-- start of Text block --

How do i really know im aroace when i dont even know how love is supposed to feel like? Sometimes, i think i like a few ppl just a little bit. I have seen myself turn a little gay for some women. (Idk if there's a better way to say it) and feel jealous of other women having partners(mostly male partners)
I do relate to being aroace. But sometimes these doubts come up.
Am i really aroace? Or it it just a phase of mine?
P.S I love your comics🤍
Sorry for the late reply! TwT
I'll be honest, from personal experience... I don't know how love is supposed to feel like either. I thought maybe I felt it in the past but it never got remotely close to things that are described ad nauseam to us in media and popular culture. I never got it. The biggest emotional high I ever got was making sincere friends or feeling connected to my family or accomplished with art. So I came to the conclusion that I'm aro. I don't think a gay person ever understood what it feels like to be attracted to someone of the opposite gender either, so... That's my reasoning for it I guess. I'm aro SO I can't be expected to understand romance. That's kind of the point in my head. And even then, aromanticism is a broad spectrum, so it's very possible it's full of people whose understanding and feeling of romance varies or may even fluctuate.
So to be honest, if you feel that "aroace" defines you properly, and because it's a pretty wide spectrum, I'd say that yes, you really are, and no, it's not a phase, and heck, even if that understanding of yourself came to change for a different orientation in the future, that's OK too. What matters is that you feel happy with yourself.
...I'll also add tbh that being aro and ace is kind of a losing deal cus even within LGBTQ+ spaces you're gonna be invisibilised and othered, so... I doubt you'd be calling yourself "aroace" just to be temporarily cool or whatever. It was never perceived as cool or a good thing by society at large. It's a battle one doesn't pick. If throughout all of that invisibilization, allosexual and alloromantic-spamming and looking-down-upon you still managed to come to the conclusion that it's a good definition for you, I'd say that's pretty telling. I dunno.

-- end of Text block --
-- start of Rows --

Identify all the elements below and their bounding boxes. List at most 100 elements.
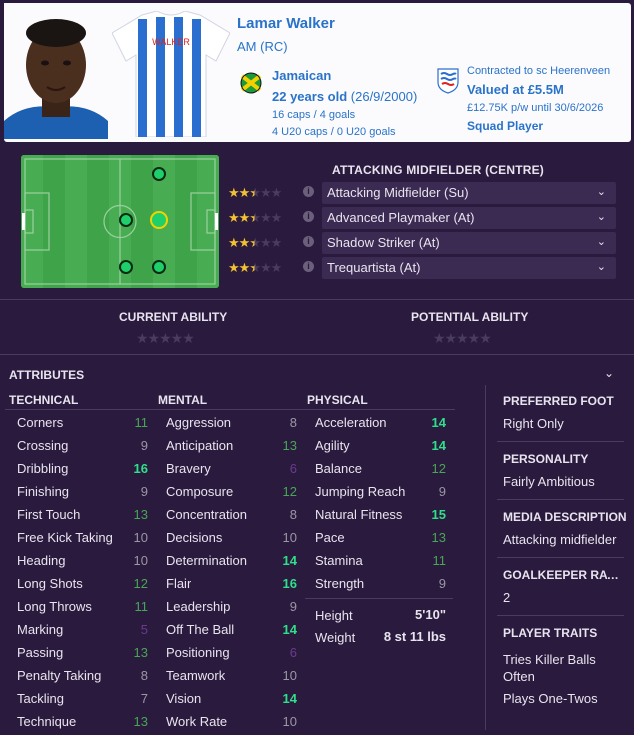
attribute-row[interactable]: Work Rate 10 — [166, 714, 297, 735]
attribute-row[interactable]: Tackling 7 — [17, 691, 148, 714]
attribute-row[interactable]: Finishing 9 — [17, 484, 148, 507]
attribute-row[interactable]: Long Shots 12 — [17, 576, 148, 599]
attribute-value: 13 — [133, 714, 148, 729]
attribute-row[interactable]: Pace 13 — [315, 530, 446, 553]
attribute-row[interactable]: Jumping Reach 9 — [315, 484, 446, 507]
attribute-value: 9 — [438, 484, 446, 499]
club-shirt-icon: WALKER — [112, 11, 230, 137]
attribute-row[interactable]: Marking 5 — [17, 622, 148, 645]
role-label: Attacking Midfielder (Su) — [327, 185, 469, 200]
player-trait-1[interactable]: Tries Killer Balls Often — [503, 651, 618, 685]
attribute-row[interactable]: Determination 14 — [166, 553, 297, 576]
attribute-value: 9 — [140, 484, 148, 499]
attribute-row[interactable]: Composure 12 — [166, 484, 297, 507]
attribute-name: Stamina — [315, 553, 363, 568]
divider — [497, 557, 624, 558]
divider — [5, 409, 155, 410]
attribute-row[interactable]: Decisions 10 — [166, 530, 297, 553]
role-dropdown[interactable]: Trequartista (At) ⌄ — [322, 257, 616, 279]
u20-caps: 4 U20 caps / 0 U20 goals — [272, 126, 396, 138]
attribute-row[interactable]: Technique 13 — [17, 714, 148, 735]
chevron-down-icon: ⌄ — [596, 211, 606, 223]
role-row[interactable]: ★★★★★ i Attacking Midfielder (Su) ⌄ — [228, 182, 618, 204]
club-badge-icon — [437, 68, 459, 94]
chevron-down-icon: ⌄ — [596, 186, 606, 198]
attribute-row[interactable]: Stamina 11 — [315, 553, 446, 576]
attribute-row[interactable]: Balance 12 — [315, 461, 446, 484]
player-photo — [4, 3, 108, 139]
attribute-value: 10 — [282, 714, 297, 729]
attribute-row[interactable]: Concentration 8 — [166, 507, 297, 530]
attribute-row[interactable]: Vision 14 — [166, 691, 297, 714]
attribute-row[interactable]: Aggression 8 — [166, 415, 297, 438]
attribute-value: 6 — [289, 645, 297, 660]
attribute-name: Acceleration — [315, 415, 387, 430]
attribute-row[interactable]: Agility 14 — [315, 438, 446, 461]
role-label: Advanced Playmaker (At) — [327, 210, 475, 225]
technical-title: TECHNICAL — [9, 393, 79, 407]
attribute-row[interactable]: Dribbling 16 — [17, 461, 148, 484]
attribute-row[interactable]: Flair 16 — [166, 576, 297, 599]
attribute-value: 5 — [140, 622, 148, 637]
attribute-row[interactable]: Penalty Taking 8 — [17, 668, 148, 691]
info-icon[interactable]: i — [303, 186, 314, 197]
weight-label: Weight — [315, 630, 356, 645]
role-dropdown[interactable]: Attacking Midfielder (Su) ⌄ — [322, 182, 616, 204]
role-row[interactable]: ★★★★★ i Shadow Striker (At) ⌄ — [228, 232, 618, 254]
attribute-name: Agility — [315, 438, 350, 453]
attribute-row[interactable]: Corners 11 — [17, 415, 148, 438]
player-wage: £12.75K p/w until 30/6/2026 — [467, 102, 604, 114]
goalkeeper-rating-value: 2 — [503, 590, 511, 605]
role-dropdown[interactable]: Advanced Playmaker (At) ⌄ — [322, 207, 616, 229]
attribute-row[interactable]: Free Kick Taking 10 — [17, 530, 148, 553]
attribute-row[interactable]: Natural Fitness 15 — [315, 507, 446, 530]
attribute-name: Strength — [315, 576, 365, 591]
attribute-name: Positioning — [166, 645, 230, 660]
attribute-row[interactable]: Strength 9 — [315, 576, 446, 599]
attribute-row[interactable]: Acceleration 14 — [315, 415, 446, 438]
role-stars: ★★★★★ — [228, 210, 282, 225]
weight-value: 8 st 11 lbs — [370, 629, 446, 644]
preferred-foot-value: Right Only — [503, 416, 564, 431]
attribute-value: 11 — [134, 415, 149, 430]
attribute-value: 14 — [282, 691, 297, 706]
attribute-name: First Touch — [17, 507, 81, 522]
attribute-row[interactable]: Positioning 6 — [166, 645, 297, 668]
role-dropdown[interactable]: Shadow Striker (At) ⌄ — [322, 232, 616, 254]
attribute-value: 13 — [133, 645, 148, 660]
attribute-row[interactable]: Passing 13 — [17, 645, 148, 668]
attribute-name: Determination — [166, 553, 247, 568]
attribute-value: 8 — [140, 668, 148, 683]
attribute-row[interactable]: Teamwork 10 — [166, 668, 297, 691]
player-trait-2[interactable]: Plays One-Twos — [503, 691, 598, 706]
attribute-value: 11 — [134, 599, 149, 614]
attributes-collapse-chevron-icon[interactable]: ⌄ — [604, 366, 614, 380]
role-label: Shadow Striker (At) — [327, 235, 440, 250]
attribute-value: 6 — [289, 461, 297, 476]
info-icon[interactable]: i — [303, 236, 314, 247]
attribute-value: 10 — [133, 530, 148, 545]
position-dot-mc — [119, 213, 133, 227]
attribute-row[interactable]: Bravery 6 — [166, 461, 297, 484]
nationality[interactable]: Jamaican — [272, 68, 331, 83]
attribute-row[interactable]: Heading 10 — [17, 553, 148, 576]
role-row[interactable]: ★★★★★ i Advanced Playmaker (At) ⌄ — [228, 207, 618, 229]
contract-club[interactable]: Contracted to sc Heerenveen — [467, 65, 610, 77]
current-ability-label: CURRENT ABILITY — [119, 310, 228, 324]
media-description-title: MEDIA DESCRIPTION — [503, 510, 627, 524]
attribute-value: 7 — [140, 691, 148, 706]
divider — [305, 598, 453, 599]
attribute-row[interactable]: Off The Ball 14 — [166, 622, 297, 645]
position-dot-aml — [152, 167, 166, 181]
attribute-row[interactable]: Crossing 9 — [17, 438, 148, 461]
attribute-name: Jumping Reach — [315, 484, 406, 499]
attribute-row[interactable]: Long Throws 11 — [17, 599, 148, 622]
info-icon[interactable]: i — [303, 211, 314, 222]
position-dot-amr — [152, 260, 166, 274]
attribute-row[interactable]: Leadership 9 — [166, 599, 297, 622]
role-row[interactable]: ★★★★★ i Trequartista (At) ⌄ — [228, 257, 618, 279]
attribute-row[interactable]: First Touch 13 — [17, 507, 148, 530]
attribute-row[interactable]: Anticipation 13 — [166, 438, 297, 461]
info-icon[interactable]: i — [303, 261, 314, 272]
player-name[interactable]: Lamar Walker — [237, 15, 335, 32]
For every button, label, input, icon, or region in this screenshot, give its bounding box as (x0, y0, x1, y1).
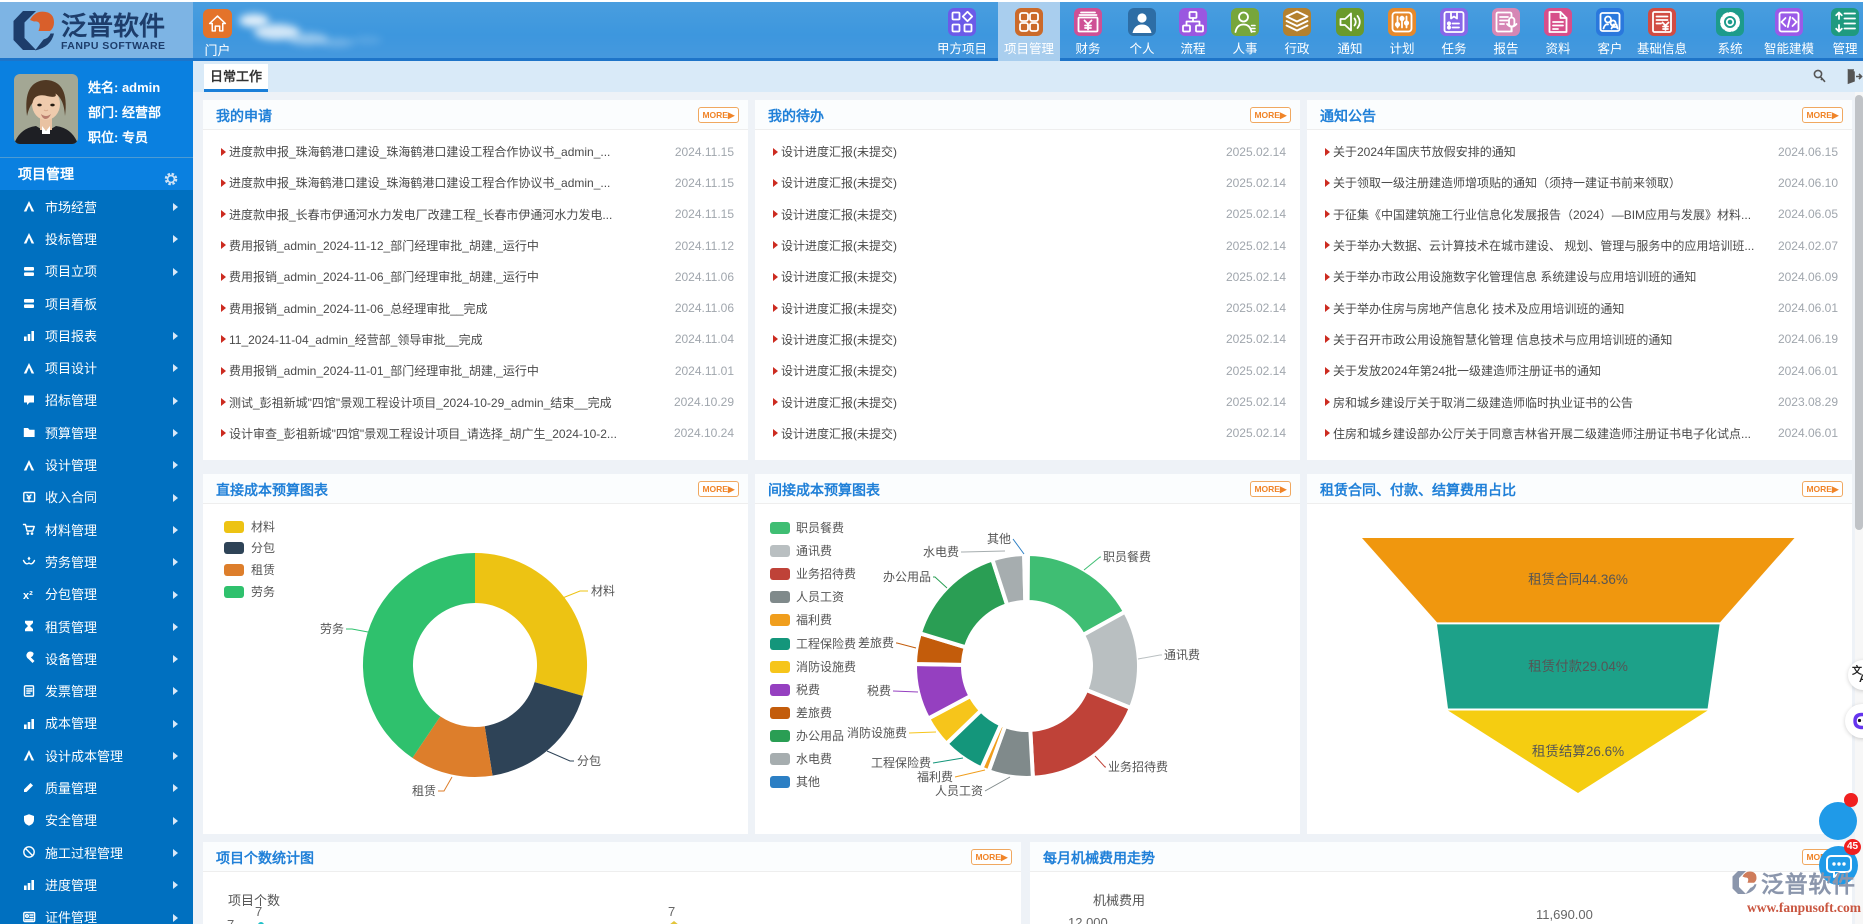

-- end of Rows --

## Task goal
In the text about being aroace, the reply names the biggest emotional highs its writer has had. List all of them.

## The output
- Making sincere friends
- Feeling connected to family
- Feeling accomplished with art